*Recorded data*

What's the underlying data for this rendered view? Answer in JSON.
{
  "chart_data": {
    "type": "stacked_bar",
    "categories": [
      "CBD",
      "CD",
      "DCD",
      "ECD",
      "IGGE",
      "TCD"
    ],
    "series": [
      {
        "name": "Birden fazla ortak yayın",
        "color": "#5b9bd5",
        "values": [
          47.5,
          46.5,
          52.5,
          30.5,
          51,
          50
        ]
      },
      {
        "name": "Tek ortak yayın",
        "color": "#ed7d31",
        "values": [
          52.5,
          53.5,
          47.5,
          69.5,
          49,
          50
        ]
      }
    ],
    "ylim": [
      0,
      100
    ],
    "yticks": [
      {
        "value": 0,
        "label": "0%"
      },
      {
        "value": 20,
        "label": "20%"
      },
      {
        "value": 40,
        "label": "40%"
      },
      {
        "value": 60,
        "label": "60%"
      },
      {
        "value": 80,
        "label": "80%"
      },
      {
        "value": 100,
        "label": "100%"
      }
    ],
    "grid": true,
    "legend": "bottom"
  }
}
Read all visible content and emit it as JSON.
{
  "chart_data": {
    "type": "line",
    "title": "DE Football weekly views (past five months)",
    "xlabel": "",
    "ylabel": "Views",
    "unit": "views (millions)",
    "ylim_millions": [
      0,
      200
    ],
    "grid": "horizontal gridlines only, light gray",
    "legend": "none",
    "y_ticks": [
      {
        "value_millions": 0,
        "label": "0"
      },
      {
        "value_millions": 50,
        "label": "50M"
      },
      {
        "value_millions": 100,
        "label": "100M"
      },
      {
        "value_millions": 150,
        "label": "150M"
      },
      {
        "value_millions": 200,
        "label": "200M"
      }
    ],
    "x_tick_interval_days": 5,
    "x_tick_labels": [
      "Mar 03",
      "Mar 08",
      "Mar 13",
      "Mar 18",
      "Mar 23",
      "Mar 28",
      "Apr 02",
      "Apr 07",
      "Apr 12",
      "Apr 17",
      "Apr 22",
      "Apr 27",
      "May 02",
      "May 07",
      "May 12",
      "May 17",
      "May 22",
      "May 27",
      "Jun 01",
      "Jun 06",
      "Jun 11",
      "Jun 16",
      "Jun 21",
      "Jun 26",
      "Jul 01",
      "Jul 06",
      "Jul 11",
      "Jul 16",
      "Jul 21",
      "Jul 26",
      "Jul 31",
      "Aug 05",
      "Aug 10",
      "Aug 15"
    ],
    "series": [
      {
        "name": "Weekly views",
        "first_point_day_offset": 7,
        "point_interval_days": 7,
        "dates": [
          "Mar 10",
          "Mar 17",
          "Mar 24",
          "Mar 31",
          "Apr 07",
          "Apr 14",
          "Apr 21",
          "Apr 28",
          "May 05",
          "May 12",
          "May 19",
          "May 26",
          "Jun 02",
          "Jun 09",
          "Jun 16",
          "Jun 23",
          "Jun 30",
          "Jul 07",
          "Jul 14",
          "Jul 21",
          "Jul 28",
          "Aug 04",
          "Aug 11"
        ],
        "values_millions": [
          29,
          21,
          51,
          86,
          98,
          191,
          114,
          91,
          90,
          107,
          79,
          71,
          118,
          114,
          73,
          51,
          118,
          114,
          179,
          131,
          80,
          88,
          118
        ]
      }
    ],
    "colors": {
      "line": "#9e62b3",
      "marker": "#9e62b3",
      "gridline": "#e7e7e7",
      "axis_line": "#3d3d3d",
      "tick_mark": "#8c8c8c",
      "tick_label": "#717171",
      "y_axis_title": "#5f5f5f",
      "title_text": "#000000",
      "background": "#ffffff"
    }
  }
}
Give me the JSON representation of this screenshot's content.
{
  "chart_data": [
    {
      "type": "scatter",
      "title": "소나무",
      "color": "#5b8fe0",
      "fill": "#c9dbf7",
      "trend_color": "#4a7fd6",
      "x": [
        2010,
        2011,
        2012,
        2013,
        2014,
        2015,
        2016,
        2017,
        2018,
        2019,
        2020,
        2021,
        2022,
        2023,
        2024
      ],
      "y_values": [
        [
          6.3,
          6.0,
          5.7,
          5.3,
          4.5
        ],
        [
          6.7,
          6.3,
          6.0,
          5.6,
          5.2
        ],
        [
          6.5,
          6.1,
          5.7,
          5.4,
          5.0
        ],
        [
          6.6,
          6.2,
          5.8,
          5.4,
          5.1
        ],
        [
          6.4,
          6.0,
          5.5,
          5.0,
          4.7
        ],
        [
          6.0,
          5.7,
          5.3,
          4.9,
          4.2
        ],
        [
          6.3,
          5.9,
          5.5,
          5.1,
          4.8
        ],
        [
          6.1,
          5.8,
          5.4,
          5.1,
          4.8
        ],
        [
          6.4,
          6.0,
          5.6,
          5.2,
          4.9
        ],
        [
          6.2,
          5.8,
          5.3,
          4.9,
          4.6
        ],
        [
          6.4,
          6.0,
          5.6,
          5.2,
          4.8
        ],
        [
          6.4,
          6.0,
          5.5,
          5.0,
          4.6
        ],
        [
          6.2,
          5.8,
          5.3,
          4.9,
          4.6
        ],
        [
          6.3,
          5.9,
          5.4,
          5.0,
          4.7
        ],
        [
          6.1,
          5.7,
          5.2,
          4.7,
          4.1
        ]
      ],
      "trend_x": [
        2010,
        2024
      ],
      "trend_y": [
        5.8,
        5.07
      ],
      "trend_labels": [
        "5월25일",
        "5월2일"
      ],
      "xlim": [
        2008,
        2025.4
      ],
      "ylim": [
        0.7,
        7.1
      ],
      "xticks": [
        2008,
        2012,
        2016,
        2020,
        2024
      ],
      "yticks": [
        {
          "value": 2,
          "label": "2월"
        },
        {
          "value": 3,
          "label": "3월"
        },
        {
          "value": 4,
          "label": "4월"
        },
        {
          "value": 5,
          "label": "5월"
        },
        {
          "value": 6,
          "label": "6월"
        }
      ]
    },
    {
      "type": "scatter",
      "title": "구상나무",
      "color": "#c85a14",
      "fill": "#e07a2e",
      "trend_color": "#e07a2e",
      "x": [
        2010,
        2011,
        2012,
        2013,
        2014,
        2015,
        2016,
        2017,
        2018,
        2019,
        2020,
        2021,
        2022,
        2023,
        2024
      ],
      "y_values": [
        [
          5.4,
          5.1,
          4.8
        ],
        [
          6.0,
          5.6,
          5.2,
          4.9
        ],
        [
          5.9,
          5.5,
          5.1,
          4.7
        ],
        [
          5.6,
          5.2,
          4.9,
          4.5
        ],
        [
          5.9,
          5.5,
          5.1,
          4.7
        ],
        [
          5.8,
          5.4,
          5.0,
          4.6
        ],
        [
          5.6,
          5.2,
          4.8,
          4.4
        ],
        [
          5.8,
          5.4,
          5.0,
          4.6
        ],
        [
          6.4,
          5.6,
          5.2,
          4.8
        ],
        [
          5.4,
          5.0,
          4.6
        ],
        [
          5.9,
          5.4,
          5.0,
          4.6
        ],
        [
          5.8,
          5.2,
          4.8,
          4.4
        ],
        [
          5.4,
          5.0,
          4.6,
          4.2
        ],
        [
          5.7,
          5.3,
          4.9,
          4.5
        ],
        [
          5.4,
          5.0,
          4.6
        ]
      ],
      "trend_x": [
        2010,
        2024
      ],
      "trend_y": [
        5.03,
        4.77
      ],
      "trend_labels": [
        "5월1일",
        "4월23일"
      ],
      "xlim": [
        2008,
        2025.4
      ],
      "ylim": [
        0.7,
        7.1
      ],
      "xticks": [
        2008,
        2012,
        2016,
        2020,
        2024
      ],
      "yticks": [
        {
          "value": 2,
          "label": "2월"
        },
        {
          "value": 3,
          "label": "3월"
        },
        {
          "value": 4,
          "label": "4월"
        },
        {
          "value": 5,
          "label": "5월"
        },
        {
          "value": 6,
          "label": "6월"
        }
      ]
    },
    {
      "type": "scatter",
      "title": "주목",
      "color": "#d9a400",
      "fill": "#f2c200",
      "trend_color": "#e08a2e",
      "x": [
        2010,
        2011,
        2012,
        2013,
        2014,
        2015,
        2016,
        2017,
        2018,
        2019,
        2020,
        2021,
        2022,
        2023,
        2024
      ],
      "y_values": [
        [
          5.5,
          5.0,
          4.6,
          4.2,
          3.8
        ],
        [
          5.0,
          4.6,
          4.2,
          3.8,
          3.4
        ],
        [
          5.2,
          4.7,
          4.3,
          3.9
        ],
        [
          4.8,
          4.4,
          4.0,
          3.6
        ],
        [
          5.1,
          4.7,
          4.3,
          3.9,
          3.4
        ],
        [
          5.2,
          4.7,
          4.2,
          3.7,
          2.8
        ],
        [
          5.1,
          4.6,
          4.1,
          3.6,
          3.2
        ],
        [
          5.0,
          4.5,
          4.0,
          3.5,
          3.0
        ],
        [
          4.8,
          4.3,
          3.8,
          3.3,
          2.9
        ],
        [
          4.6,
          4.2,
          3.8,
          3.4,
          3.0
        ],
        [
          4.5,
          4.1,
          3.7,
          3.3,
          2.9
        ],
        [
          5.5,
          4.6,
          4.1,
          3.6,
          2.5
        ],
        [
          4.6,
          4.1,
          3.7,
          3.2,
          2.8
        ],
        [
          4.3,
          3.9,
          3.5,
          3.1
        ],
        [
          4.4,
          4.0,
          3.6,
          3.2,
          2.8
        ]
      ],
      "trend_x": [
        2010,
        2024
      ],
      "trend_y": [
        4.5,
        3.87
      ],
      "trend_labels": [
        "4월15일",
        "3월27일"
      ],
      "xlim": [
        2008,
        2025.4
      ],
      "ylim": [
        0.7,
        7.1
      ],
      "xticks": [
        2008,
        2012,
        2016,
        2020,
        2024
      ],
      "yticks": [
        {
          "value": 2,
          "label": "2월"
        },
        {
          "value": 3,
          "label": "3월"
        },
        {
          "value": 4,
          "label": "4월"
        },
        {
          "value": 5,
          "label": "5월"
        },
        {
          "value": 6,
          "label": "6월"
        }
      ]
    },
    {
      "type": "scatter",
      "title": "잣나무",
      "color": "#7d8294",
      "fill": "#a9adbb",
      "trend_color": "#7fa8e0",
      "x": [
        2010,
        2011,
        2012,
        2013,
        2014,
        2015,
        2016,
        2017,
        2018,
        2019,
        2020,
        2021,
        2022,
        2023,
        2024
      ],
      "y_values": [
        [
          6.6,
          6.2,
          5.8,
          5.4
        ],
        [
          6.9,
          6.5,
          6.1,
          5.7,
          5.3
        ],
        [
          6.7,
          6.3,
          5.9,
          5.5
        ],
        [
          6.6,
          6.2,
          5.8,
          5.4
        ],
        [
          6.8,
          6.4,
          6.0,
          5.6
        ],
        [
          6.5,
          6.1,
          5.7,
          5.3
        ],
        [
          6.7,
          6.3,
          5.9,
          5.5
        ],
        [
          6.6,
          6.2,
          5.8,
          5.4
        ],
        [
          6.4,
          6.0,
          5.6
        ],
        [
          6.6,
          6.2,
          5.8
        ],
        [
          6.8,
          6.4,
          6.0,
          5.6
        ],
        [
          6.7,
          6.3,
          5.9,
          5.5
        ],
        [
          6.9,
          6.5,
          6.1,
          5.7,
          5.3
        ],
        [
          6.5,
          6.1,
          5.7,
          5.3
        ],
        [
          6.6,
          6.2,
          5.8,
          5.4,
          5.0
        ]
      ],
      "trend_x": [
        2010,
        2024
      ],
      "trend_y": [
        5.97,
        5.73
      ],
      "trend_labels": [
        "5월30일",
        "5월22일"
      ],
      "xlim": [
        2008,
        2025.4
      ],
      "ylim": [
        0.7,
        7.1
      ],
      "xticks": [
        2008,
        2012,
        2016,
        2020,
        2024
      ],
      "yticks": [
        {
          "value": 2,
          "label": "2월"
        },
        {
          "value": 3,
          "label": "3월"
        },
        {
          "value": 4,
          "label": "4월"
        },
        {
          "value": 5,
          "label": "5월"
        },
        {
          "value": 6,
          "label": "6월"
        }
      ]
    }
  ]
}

*Exercise objective*
Pick out the lines containing the string "this" and show them.

*Reply to the exercise*
What's the underlying data for this rendered view? Answer in JSON.
Give me the JSON representation of this screenshot's content.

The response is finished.